Exercise task
Locate the string "rows" throughout the material and copy every line in which it occurs.

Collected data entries

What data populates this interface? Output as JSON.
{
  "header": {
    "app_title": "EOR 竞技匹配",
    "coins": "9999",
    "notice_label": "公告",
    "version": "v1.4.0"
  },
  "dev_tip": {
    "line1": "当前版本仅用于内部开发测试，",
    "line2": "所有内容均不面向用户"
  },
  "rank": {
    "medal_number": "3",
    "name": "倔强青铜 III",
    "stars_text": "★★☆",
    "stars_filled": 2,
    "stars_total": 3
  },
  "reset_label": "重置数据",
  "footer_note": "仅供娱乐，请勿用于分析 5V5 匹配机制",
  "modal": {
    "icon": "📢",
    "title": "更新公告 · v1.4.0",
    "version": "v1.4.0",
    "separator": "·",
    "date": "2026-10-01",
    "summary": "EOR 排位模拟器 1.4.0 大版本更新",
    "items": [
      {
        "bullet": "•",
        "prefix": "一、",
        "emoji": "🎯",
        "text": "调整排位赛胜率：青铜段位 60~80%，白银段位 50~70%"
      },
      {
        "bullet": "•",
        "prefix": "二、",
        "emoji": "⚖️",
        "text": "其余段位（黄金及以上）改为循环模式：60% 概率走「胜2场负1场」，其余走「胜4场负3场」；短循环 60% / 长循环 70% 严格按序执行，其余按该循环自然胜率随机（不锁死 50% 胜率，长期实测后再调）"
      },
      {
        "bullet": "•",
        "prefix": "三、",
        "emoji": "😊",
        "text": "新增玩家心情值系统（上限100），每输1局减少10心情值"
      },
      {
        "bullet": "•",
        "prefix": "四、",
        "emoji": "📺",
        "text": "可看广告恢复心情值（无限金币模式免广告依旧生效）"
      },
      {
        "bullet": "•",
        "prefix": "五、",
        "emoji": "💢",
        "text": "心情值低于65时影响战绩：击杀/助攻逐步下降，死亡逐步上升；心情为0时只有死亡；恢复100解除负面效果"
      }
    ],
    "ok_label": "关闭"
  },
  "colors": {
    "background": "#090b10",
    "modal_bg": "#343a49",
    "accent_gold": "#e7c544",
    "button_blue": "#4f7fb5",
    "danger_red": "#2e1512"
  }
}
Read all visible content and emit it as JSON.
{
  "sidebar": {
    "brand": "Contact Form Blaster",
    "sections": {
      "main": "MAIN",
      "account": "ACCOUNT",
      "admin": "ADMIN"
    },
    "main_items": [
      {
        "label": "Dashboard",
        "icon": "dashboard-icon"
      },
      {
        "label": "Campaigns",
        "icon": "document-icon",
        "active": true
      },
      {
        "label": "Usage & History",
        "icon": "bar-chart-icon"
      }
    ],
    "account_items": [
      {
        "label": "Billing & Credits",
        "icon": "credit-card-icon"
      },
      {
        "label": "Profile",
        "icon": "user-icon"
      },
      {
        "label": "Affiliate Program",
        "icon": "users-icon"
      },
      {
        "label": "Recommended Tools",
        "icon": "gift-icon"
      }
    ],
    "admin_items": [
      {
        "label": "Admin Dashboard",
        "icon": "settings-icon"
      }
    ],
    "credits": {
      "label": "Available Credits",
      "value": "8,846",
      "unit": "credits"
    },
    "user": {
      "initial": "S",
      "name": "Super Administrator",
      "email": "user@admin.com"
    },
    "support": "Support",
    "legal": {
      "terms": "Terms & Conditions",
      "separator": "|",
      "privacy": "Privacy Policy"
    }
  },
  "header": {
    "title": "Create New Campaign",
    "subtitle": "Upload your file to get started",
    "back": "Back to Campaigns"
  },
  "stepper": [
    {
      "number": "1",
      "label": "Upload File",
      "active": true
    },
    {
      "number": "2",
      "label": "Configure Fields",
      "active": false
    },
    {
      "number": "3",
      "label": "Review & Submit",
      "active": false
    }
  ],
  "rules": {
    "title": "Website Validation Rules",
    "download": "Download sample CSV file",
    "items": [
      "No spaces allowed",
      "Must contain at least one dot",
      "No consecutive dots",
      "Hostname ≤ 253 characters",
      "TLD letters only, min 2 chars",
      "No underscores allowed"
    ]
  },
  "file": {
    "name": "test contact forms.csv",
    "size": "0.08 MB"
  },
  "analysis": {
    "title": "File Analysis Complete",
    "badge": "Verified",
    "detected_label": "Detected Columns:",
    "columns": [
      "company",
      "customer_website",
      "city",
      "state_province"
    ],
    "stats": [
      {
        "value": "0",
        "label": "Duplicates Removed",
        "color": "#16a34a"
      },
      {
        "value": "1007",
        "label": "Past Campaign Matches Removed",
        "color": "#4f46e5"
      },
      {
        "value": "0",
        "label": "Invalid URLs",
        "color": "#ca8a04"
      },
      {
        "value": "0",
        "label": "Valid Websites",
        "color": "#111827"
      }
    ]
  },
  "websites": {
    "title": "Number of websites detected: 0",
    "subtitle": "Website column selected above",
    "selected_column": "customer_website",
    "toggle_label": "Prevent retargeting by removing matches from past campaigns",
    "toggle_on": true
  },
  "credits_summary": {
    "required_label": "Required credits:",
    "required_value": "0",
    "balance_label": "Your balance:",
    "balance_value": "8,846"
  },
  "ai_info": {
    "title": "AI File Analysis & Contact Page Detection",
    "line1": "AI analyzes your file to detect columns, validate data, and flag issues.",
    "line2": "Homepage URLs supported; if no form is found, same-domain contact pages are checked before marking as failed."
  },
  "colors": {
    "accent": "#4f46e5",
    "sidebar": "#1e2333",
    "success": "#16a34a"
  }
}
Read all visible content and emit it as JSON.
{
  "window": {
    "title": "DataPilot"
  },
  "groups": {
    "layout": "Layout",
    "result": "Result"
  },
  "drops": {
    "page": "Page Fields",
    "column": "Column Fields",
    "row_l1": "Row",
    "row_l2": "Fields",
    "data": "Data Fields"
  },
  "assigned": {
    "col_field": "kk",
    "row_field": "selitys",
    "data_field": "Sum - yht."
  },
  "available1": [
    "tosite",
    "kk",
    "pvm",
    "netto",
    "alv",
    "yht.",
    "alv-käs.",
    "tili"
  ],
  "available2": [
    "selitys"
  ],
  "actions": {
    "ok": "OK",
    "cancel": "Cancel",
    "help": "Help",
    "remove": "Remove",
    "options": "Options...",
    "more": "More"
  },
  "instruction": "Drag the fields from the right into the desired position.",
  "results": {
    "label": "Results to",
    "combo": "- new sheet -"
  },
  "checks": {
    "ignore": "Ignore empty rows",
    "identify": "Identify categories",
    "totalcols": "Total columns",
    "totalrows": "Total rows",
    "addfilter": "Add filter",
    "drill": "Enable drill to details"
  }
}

Answer for this exercise
    "ignore": "Ignore empty rows",
    "totalrows": "Total rows",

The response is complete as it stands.